GOAL OF THE EXERCISE:
In the data below, locate each line with the word "content" and list it.

◆ ◆ ◆

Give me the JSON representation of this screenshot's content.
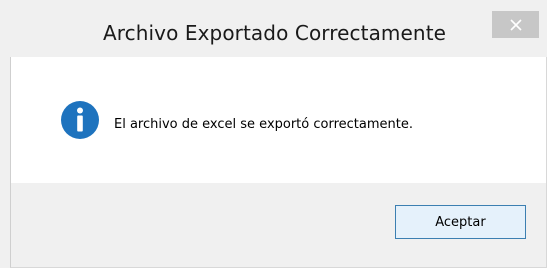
{
  "window": {
    "title": "Archivo Exportado Correctamente",
    "close_icon": "close-icon"
  },
  "content": {
    "icon": "info-icon",
    "message": "El archivo de excel se exportó correctamente."
  },
  "footer": {
    "ok_label": "Aceptar"
  },
  "colors": {
    "info_icon": "#1e73be",
    "close_button_bg": "#c7c7c7",
    "ok_button_border": "#3c7fb1",
    "ok_button_bg": "#e5f1fb"
  }
}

◆ ◆ ◆

ANSWER TO THIS PROBLEM:
Give me the JSON representation of this screenshot's content.
  "content": {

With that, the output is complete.